**Aim of the exercise:**
With the pictures omitted, write out the entries that follow exactly as they stand.

(Collected data)
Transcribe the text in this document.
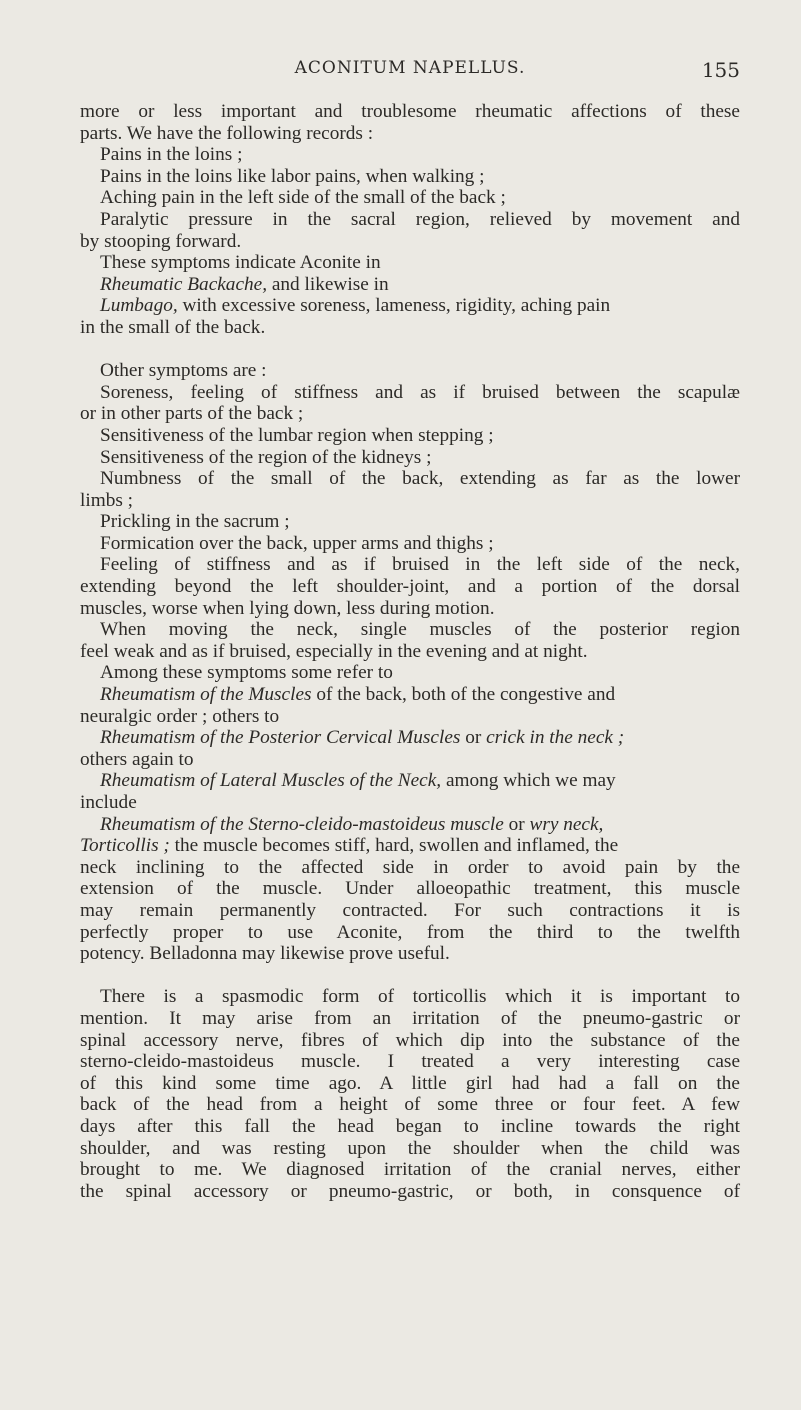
ACONITUM NAPELLUS.	155
more or less important and troublesome rheumatic affections of these
parts. We have the following records :
Pains in the loins ;
Pains in the loins like labor pains, when walking ;
Aching pain in the left side of the small of the back ;
Paralytic pressure in the sacral region, relieved by movement and
by stooping forward.
These symptoms indicate Aconite in
Rheumatic Backache, and likewise in
Lumbago, with excessive soreness, lameness, rigidity, aching pain
in the small of the back.
Other symptoms are :
Soreness, feeling of stiffness and as if bruised between the scapulæ
or in other parts of the back ;
Sensitiveness of the lumbar region when stepping ;
Sensitiveness of the region of the kidneys ;
Numbness of the small of the back, extending as far as the lower
limbs ;
Prickling in the sacrum ;
Formication over the back, upper arms and thighs ;
Feeling of stiffness and as if bruised in the left side of the neck,
extending beyond the left shoulder-joint, and a portion of the dorsal
muscles, worse when lying down, less during motion.
When moving the neck, single muscles of the posterior region
feel weak and as if bruised, especially in the evening and at night.
Among these symptoms some refer to
Rheumatism of the Muscles of the back, both of the congestive and
neuralgic order ; others to
Rheumatism of the Posterior Cervical Muscles or crick in the neck ;
others again to
Rheumatism of Lateral Muscles of the Neck, among which we may
include
Rheumatism of the Sterno-cleido-mastoideus muscle or wry neck,
Torticollis ; the muscle becomes stiff, hard, swollen and inflamed, the
neck inclining to the affected side in order to avoid pain by the
extension of the muscle. Under alloeopathic treatment, this muscle
may remain permanently contracted. For such contractions it is
perfectly proper to use Aconite, from the third to the twelfth
potency. Belladonna may likewise prove useful.
There is a spasmodic form of torticollis which it is important to
mention. It may arise from an irritation of the pneumo-gastric or
spinal accessory nerve, fibres of which dip into the substance of the
sterno-cleido-mastoideus muscle. I treated a very interesting case
of this kind some time ago. A little girl had had a fall on the
back of the head from a height of some three or four feet. A few
days after this fall the head began to incline towards the right
shoulder, and was resting upon the shoulder when the child was
brought to me. We diagnosed irritation of the cranial nerves, either
the spinal accessory or pneumo-gastric, or both, in consquence of
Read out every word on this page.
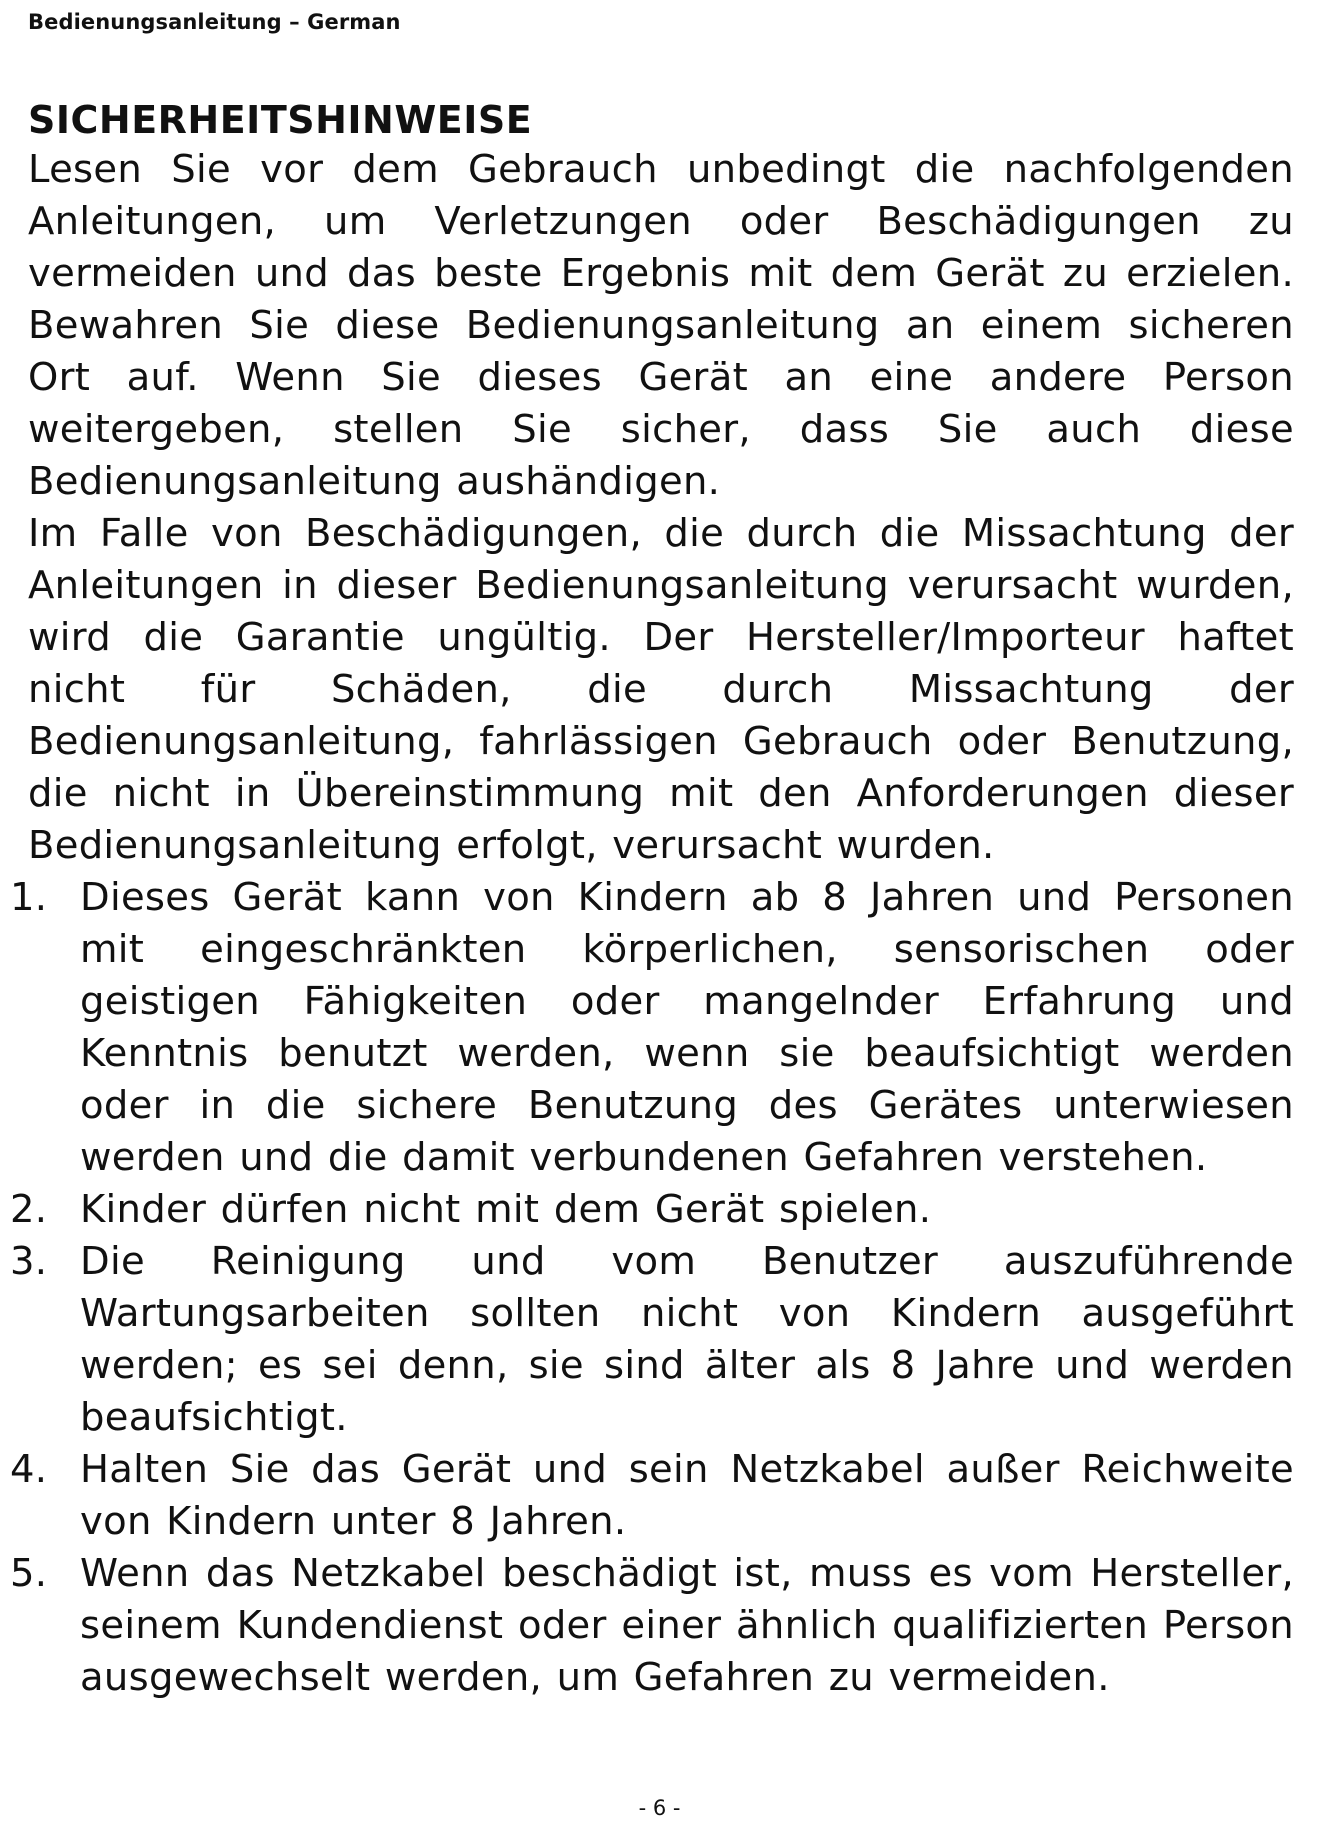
Bedienungsanleitung – German
SICHERHEITSHINWEISE

Lesen Sie vor dem Gebrauch unbedingt die nachfolgenden Anleitungen, um Verletzungen oder Beschädigungen zu vermeiden und das beste Ergebnis mit dem Gerät zu erzielen. Bewahren Sie diese Bedienungsanleitung an einem sicheren Ort auf. Wenn Sie dieses Gerät an eine andere Person weitergeben, stellen Sie sicher, dass Sie auch diese Bedienungsanleitung aushändigen.

Im Falle von Beschädigungen, die durch die Missachtung der Anleitungen in dieser Bedienungsanleitung verursacht wurden, wird die Garantie ungültig. Der Hersteller/Importeur haftet nicht für Schäden, die durch Missachtung der Bedienungsanleitung, fahrlässigen Gebrauch oder Benutzung, die nicht in Übereinstimmung mit den Anforderungen dieser Bedienungsanleitung erfolgt, verursacht wurden.

1. Dieses Gerät kann von Kindern ab 8 Jahren und Personen mit eingeschränkten körperlichen, sensorischen oder geistigen Fähigkeiten oder mangelnder Erfahrung und Kenntnis benutzt werden, wenn sie beaufsichtigt werden oder in die sichere Benutzung des Gerätes unterwiesen werden und die damit verbundenen Gefahren verstehen.
2. Kinder dürfen nicht mit dem Gerät spielen.
3. Die Reinigung und vom Benutzer auszuführende Wartungsarbeiten sollten nicht von Kindern ausgeführt werden; es sei denn, sie sind älter als 8 Jahre und werden beaufsichtigt.
4. Halten Sie das Gerät und sein Netzkabel außer Reichweite von Kindern unter 8 Jahren.
5. Wenn das Netzkabel beschädigt ist, muss es vom Hersteller, seinem Kundendienst oder einer ähnlich qualifizierten Person ausgewechselt werden, um Gefahren zu vermeiden.
- 6 -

**Response:**
Transcribe the text in this document.
ACONITUM NAPELLUS.	155
more or less important and troublesome rheumatic affections of these
parts. We have the following records :
Pains in the loins ;
Pains in the loins like labor pains, when walking ;
Aching pain in the left side of the small of the back ;
Paralytic pressure in the sacral region, relieved by movement and
by stooping forward.
These symptoms indicate Aconite in
Rheumatic Backache, and likewise in
Lumbago, with excessive soreness, lameness, rigidity, aching pain
in the small of the back.
Other symptoms are :
Soreness, feeling of stiffness and as if bruised between the scapulæ
or in other parts of the back ;
Sensitiveness of the lumbar region when stepping ;
Sensitiveness of the region of the kidneys ;
Numbness of the small of the back, extending as far as the lower
limbs ;
Prickling in the sacrum ;
Formication over the back, upper arms and thighs ;
Feeling of stiffness and as if bruised in the left side of the neck,
extending beyond the left shoulder-joint, and a portion of the dorsal
muscles, worse when lying down, less during motion.
When moving the neck, single muscles of the posterior region
feel weak and as if bruised, especially in the evening and at night.
Among these symptoms some refer to
Rheumatism of the Muscles of the back, both of the congestive and
neuralgic order ; others to
Rheumatism of the Posterior Cervical Muscles or crick in the neck ;
others again to
Rheumatism of Lateral Muscles of the Neck, among which we may
include
Rheumatism of the Sterno-cleido-mastoideus muscle or wry neck,
Torticollis ; the muscle becomes stiff, hard, swollen and inflamed, the
neck inclining to the affected side in order to avoid pain by the
extension of the muscle. Under alloeopathic treatment, this muscle
may remain permanently contracted. For such contractions it is
perfectly proper to use Aconite, from the third to the twelfth
potency. Belladonna may likewise prove useful.
There is a spasmodic form of torticollis which it is important to
mention. It may arise from an irritation of the pneumo-gastric or
spinal accessory nerve, fibres of which dip into the substance of the
sterno-cleido-mastoideus muscle. I treated a very interesting case
of this kind some time ago. A little girl had had a fall on the
back of the head from a height of some three or four feet. A few
days after this fall the head began to incline towards the right
shoulder, and was resting upon the shoulder when the child was
brought to me. We diagnosed irritation of the cranial nerves, either
the spinal accessory or pneumo-gastric, or both, in consquence of
Read out every word on this page.
Bedienungsanleitung – German
SICHERHEITSHINWEISE

Lesen Sie vor dem Gebrauch unbedingt die nachfolgenden Anleitungen, um Verletzungen oder Beschädigungen zu vermeiden und das beste Ergebnis mit dem Gerät zu erzielen. Bewahren Sie diese Bedienungsanleitung an einem sicheren Ort auf. Wenn Sie dieses Gerät an eine andere Person weitergeben, stellen Sie sicher, dass Sie auch diese Bedienungsanleitung aushändigen.

Im Falle von Beschädigungen, die durch die Missachtung der Anleitungen in dieser Bedienungsanleitung verursacht wurden, wird die Garantie ungültig. Der Hersteller/Importeur haftet nicht für Schäden, die durch Missachtung der Bedienungsanleitung, fahrlässigen Gebrauch oder Benutzung, die nicht in Übereinstimmung mit den Anforderungen dieser Bedienungsanleitung erfolgt, verursacht wurden.

1. Dieses Gerät kann von Kindern ab 8 Jahren und Personen mit eingeschränkten körperlichen, sensorischen oder geistigen Fähigkeiten oder mangelnder Erfahrung und Kenntnis benutzt werden, wenn sie beaufsichtigt werden oder in die sichere Benutzung des Gerätes unterwiesen werden und die damit verbundenen Gefahren verstehen.
2. Kinder dürfen nicht mit dem Gerät spielen.
3. Die Reinigung und vom Benutzer auszuführende Wartungsarbeiten sollten nicht von Kindern ausgeführt werden; es sei denn, sie sind älter als 8 Jahre und werden beaufsichtigt.
4. Halten Sie das Gerät und sein Netzkabel außer Reichweite von Kindern unter 8 Jahren.
5. Wenn das Netzkabel beschädigt ist, muss es vom Hersteller, seinem Kundendienst oder einer ähnlich qualifizierten Person ausgewechselt werden, um Gefahren zu vermeiden.
- 6 -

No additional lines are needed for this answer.